**やること**
A - 『「昔はよかった」病』の紹介文によると、もとになった『新潮45』の連載は何年何月号から始まったか。
B - 『「昔はよかった」病』の紹介文を、最後の文の後から書き進めよ。

『「昔はよかった」病』の内容紹介と解説

「昔はよかった」病
新潮新書
税別740円
2015年7月発売


 『新潮45』で2013年12月号から約1年間連載した「むかしはよかったね?」をまとめたものです。
 こんなこというと仕事来なくなるけど、いまのオピニオン誌や週刊誌は、毎号買ってまで読むほどの中身がありません。これほどコストパフォーマンスの悪いメディアは他にないでしょう。私が毎号買ってる雑誌は、テレビの番組ガイドだけ。その他の雑誌は必要な記事だけ図書館で読むことにしています。そんな私が読者のみなさんに、私の連載を読むために雑誌を買ってください、とお願いするのはずうずうしいですよね。
 そういうわけで、雑誌連載は書籍化されてはじめて意味を持つのです。本になってようやく、買ってください! 読んでください! と堂々と読者にお願いできます。

 私にとっては新書を出すのは『つっこみ力』以来8年ぶりとなりました。執筆依頼はあったけど、どの企画も執筆を開始する段階までいかずに自然消滅してしまったのが実情です。
 今回は、最初から新書化を前提とした連載でしたので、新書一冊分の原稿が溜まったタイミングで連載終了、書籍化と相成りました。雑誌掲載時に内容に関する校閲もひととおり済ましてあるので、軽く手直しをしただけです。大幅な加筆や改変はしていません。

 本書のテーマは、私の仕事としてはおなじみのもの。ちまたやネットにあふれる庶民文化史の常識≠ノメスを入れ、歪んだ郷愁によって美化された病巣を取り除き、ありのままの過去を提示することです。
 美しい過去しか見たくない、立派な先人や先祖しか愛せないという人は、感受性に乏しく知的に未熟で心の狭い人です。私はむかしの人をエラいだなんて、ちっとも思いません。現代人と過去の人はまったく同等だと考えてます。むかしの人のダメっぷりにこそ、同じ人間として共感をおぼえます。
 いつの時代にも、一握りの立派な人と、大多数の凡人と、少なからぬダメ人間がいます。その三要素で人間社会のバランスがとれているんです。立派な人がいなければ、社会の進歩は望めません。でも、大勢の凡人がいなければ社会は回りません。そして、ダメ人間がいないと、社会はつまらなくなってしまいます。

**データ抜粋**
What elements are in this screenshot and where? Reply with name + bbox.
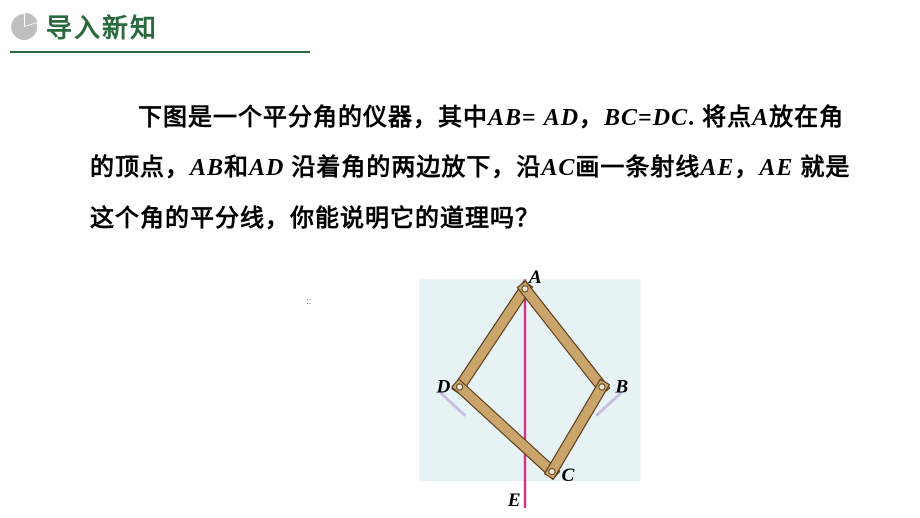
text-4: 和 (224, 155, 249, 181)
var-ab: AB (488, 105, 522, 131)
angle-bisector-diagram: A B D C E (400, 260, 650, 510)
svg-text:A: A (528, 267, 542, 288)
text-1: 下图是一个平分角的仪器，其中 (138, 105, 488, 131)
text-6: 画一条射线 (575, 155, 700, 181)
text-7: ， (734, 155, 759, 181)
var-ae: AE (700, 155, 734, 181)
text-2: . 将点 (688, 105, 752, 131)
var-dc: DC (653, 105, 688, 131)
body-paragraph: 下图是一个平分角的仪器，其中AB= AD，BC=DC. 将点A放在角的顶点，AB… (0, 53, 920, 244)
section-header: 导入新知 (0, 0, 920, 51)
comma1: ， (579, 105, 604, 131)
var-ad: AD (544, 105, 579, 131)
svg-text:D: D (436, 377, 451, 398)
var-a: A (752, 105, 769, 131)
pie-icon (10, 13, 38, 41)
eq1: = (522, 105, 544, 131)
var-ae2: AE (759, 155, 793, 181)
eq2: = (638, 105, 653, 131)
text-5: 沿着角的两边放下，沿 (284, 155, 541, 181)
var-bc: BC (604, 105, 638, 131)
section-title: 导入新知 (46, 8, 158, 45)
svg-text:E: E (507, 490, 521, 510)
svg-text:B: B (614, 377, 628, 398)
svg-text:C: C (562, 465, 575, 486)
var-ac: AC (541, 155, 575, 181)
var-ab2: AB (190, 155, 224, 181)
small-marker: :: (306, 296, 312, 307)
var-ad2: AD (249, 155, 284, 181)
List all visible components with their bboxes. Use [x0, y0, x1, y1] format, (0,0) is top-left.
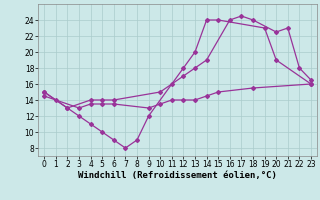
- X-axis label: Windchill (Refroidissement éolien,°C): Windchill (Refroidissement éolien,°C): [78, 171, 277, 180]
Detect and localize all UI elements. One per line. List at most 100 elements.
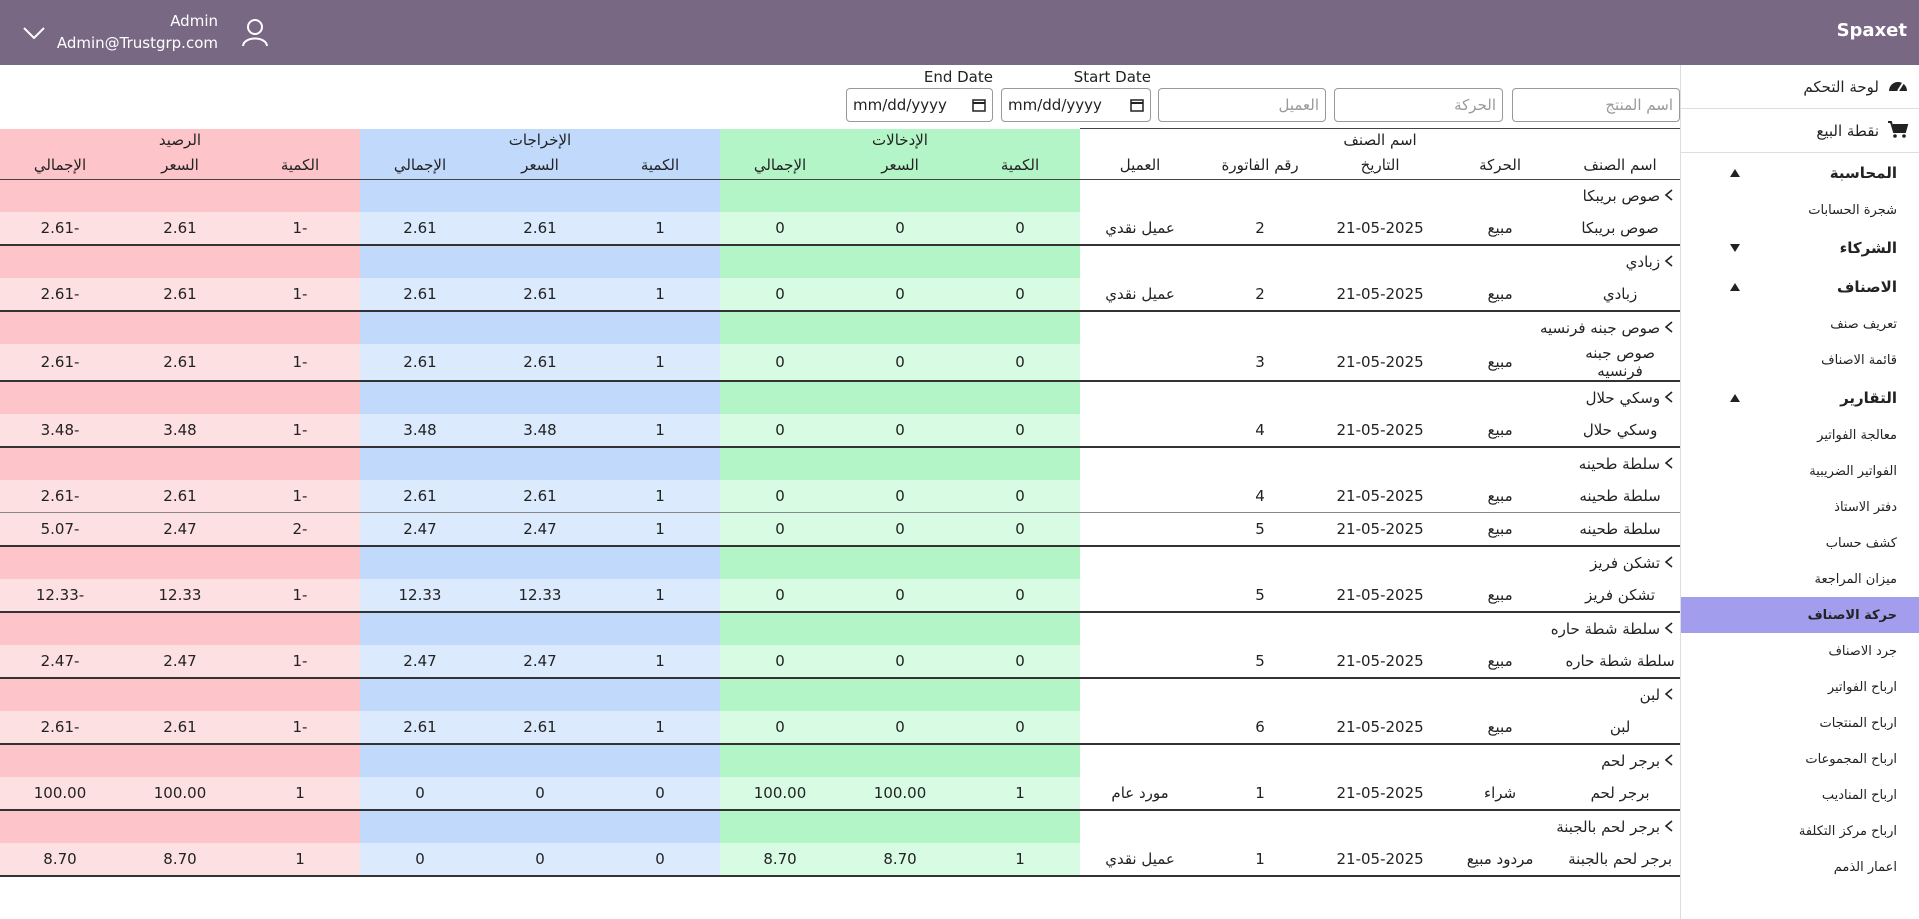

**解答**
A - 2013年12月号から始まった。

B -
 少なくとも過去200年、いや、もっとむかしから、日本人の本質は変化していません。いま起きていることのほとんどは、ややカタチを変えて100年前にも1000年前にも起きてます。人間の本質に変化がないから、いつの時代の人間もおんなじことを繰り返してしまうんです。
 ジブリのかぐや姫のアニメで、賃金不払いに不満を持った職人の内部告発によって貴族の偽装工作が明るみに出るくだりがありました。あれ、現代の諷刺と思った人もいるかもしれませんけど、原作の『竹取物語』にもちゃんと登場するエピソードなんです。平安時代にも現代人と同じズルをする人がいたから、作者もそれを物語で諷刺したのでしょう。

第1章 ありがた迷惑、火の用心

 いきなり、タブーへの挑戦から幕開け。火の用心という善意のシンボルを、無意味な儀式、ケガレのお祓いにすぎないと斬り捨てます。
 戦前には、拍子木がうるさくて迷惑という多数の苦情を受けて、警察が禁止令を出したこともありました。町内会で強制的に当番でやらされることへの不満も戦前から大勢の人が訴えてます。
 こういうことをいうと必ず、「寒いなかがんばってやってくれてる人に失礼だ」って怒る人が出てきます。だれもやってくれなどと頼んでないんですけどね。つらいだけで無意味だからやめてもいいですよ、と忠告してあげてるのに。
 暑さ寒さをガマンして苦行めいたことをすれば見返りにいいことがある、と素朴に信じてる日本人が想像以上に多いことに驚かされます。

第2章 治安のいい日本で暮らせてよかった〜!

 雑誌連載時には時事ネタフレーズを使っていたのですが、2年もたつと自分でもこれなんだったっけ? とわからなくなってしまいます。川越シェフの店では水がタダじゃないって騒動、みなさんおぼえてます?
 学校の修身の授業でウソをついてはいけません、人をダマしてはいけませんと教えていたにも関わらず、戦前の詐欺被害はいまの10倍もありました。
 そんな歴史的事実も知らない「有識者」とやらが政府とともに道徳教育の強化を推し進めてます。彼らには、私の本を読む「勉強会」の開催をおすすめします。

第3章 長くて短いクレーマーの歴史

 クレーマーが増えたのも、日本人の品性が劣化したせいにされてます。しかし明治・大正時代から、商店は理不尽なクレームに悩まされてきました。当時から苦情対応マニュアル本が何冊も発行されてたくらいです。
 むかしはクレームがなかったのではなく、消費者が泣き寝入りを強いられてただけ。60年代から消費者運動が盛り上がり、ようやく堂々と苦情をいえるようになったのです。

第4章 そうだ、長者に聞こう。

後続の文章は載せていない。